WHAT IS ASKED —
Will you transcribe the entries that follow, exactly and in full?

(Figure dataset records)
-------------------------
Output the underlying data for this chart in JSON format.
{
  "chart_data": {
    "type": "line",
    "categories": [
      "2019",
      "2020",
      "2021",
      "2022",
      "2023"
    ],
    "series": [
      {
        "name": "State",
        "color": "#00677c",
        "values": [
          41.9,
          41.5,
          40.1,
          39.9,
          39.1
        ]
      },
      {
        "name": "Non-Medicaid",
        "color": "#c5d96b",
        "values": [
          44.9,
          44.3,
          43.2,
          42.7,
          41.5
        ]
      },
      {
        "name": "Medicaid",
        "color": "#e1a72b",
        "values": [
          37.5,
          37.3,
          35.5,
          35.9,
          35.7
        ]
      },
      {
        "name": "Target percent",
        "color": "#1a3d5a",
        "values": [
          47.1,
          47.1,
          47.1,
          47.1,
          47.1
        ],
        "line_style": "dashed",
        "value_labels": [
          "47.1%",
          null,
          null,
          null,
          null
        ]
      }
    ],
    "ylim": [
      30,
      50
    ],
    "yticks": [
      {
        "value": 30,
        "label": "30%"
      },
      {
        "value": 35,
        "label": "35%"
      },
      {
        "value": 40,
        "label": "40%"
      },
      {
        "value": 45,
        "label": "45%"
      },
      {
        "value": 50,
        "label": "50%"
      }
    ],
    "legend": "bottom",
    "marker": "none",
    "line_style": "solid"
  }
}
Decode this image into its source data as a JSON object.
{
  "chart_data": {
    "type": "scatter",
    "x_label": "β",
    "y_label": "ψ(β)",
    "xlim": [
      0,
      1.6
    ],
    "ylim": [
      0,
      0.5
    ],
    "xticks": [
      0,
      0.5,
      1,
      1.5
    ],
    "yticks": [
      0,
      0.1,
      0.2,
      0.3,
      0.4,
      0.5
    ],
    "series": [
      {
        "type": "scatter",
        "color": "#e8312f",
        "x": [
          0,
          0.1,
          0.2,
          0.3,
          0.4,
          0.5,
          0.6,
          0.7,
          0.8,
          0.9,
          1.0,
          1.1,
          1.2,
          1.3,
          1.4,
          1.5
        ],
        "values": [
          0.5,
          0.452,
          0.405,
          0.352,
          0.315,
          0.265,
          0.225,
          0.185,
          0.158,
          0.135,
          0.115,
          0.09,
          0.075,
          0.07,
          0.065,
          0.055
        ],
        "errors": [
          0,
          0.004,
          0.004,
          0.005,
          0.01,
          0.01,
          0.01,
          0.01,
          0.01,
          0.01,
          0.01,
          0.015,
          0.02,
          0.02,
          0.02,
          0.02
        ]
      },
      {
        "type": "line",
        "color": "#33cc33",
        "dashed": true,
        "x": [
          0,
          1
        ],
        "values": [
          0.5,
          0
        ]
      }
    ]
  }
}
-------------------------
TASK ANSWER —
Output the underlying data for this chart in JSON format.
{
  "chart_data": {
    "type": "line",
    "categories": [
      "2019",
      "2020",
      "2021",
      "2022",
      "2023"
    ],
    "series": [
      {
        "name": "State",
        "color": "#00677c",
        "values": [
          41.9,
          41.5,
          40.1,
          39.9,
          39.1
        ]
      },
      {
        "name": "Non-Medicaid",
        "color": "#c5d96b",
        "values": [
          44.9,
          44.3,
          43.2,
          42.7,
          41.5
        ]
      },
      {
        "name": "Medicaid",
        "color": "#e1a72b",
        "values": [
          37.5,
          37.3,
          35.5,
          35.9,
          35.7
        ]
      },
      {
        "name": "Target percent",
        "color": "#1a3d5a",
        "values": [
          47.1,
          47.1,
          47.1,
          47.1,
          47.1
        ],
        "line_style": "dashed",
        "value_labels": [
          "47.1%",
          null,
          null,
          null,
          null
        ]
      }
    ],
    "ylim": [
      30,
      50
    ],
    "yticks": [
      {
        "value": 30,
        "label": "30%"
      },
      {
        "value": 35,
        "label": "35%"
      },
      {
        "value": 40,
        "label": "40%"
      },
      {
        "value": 45,
        "label": "45%"
      },
      {
        "value": 50,
        "label": "50%"
      }
    ],
    "legend": "bottom",
    "marker": "none",
    "line_style": "solid"
  }
}
Decode this image into its source data as a JSON object.
{
  "chart_data": {
    "type": "scatter",
    "x_label": "β",
    "y_label": "ψ(β)",
    "xlim": [
      0,
      1.6
    ],
    "ylim": [
      0,
      0.5
    ],
    "xticks": [
      0,
      0.5,
      1,
      1.5
    ],
    "yticks": [
      0,
      0.1,
      0.2,
      0.3,
      0.4,
      0.5
    ],
    "series": [
      {
        "type": "scatter",
        "color": "#e8312f",
        "x": [
          0,
          0.1,
          0.2,
          0.3,
          0.4,
          0.5,
          0.6,
          0.7,
          0.8,
          0.9,
          1.0,
          1.1,
          1.2,
          1.3,
          1.4,
          1.5
        ],
        "values": [
          0.5,
          0.452,
          0.405,
          0.352,
          0.315,
          0.265,
          0.225,
          0.185,
          0.158,
          0.135,
          0.115,
          0.09,
          0.075,
          0.07,
          0.065,
          0.055
        ],
        "errors": [
          0,
          0.004,
          0.004,
          0.005,
          0.01,
          0.01,
          0.01,
          0.01,
          0.01,
          0.01,
          0.01,
          0.015,
          0.02,
          0.02,
          0.02,
          0.02
        ]
      },
      {
        "type": "line",
        "color": "#33cc33",
        "dashed": true,
        "x": [
          0,
          1
        ],
        "values": [
          0.5,
          0
        ]
      }
    ]
  }
}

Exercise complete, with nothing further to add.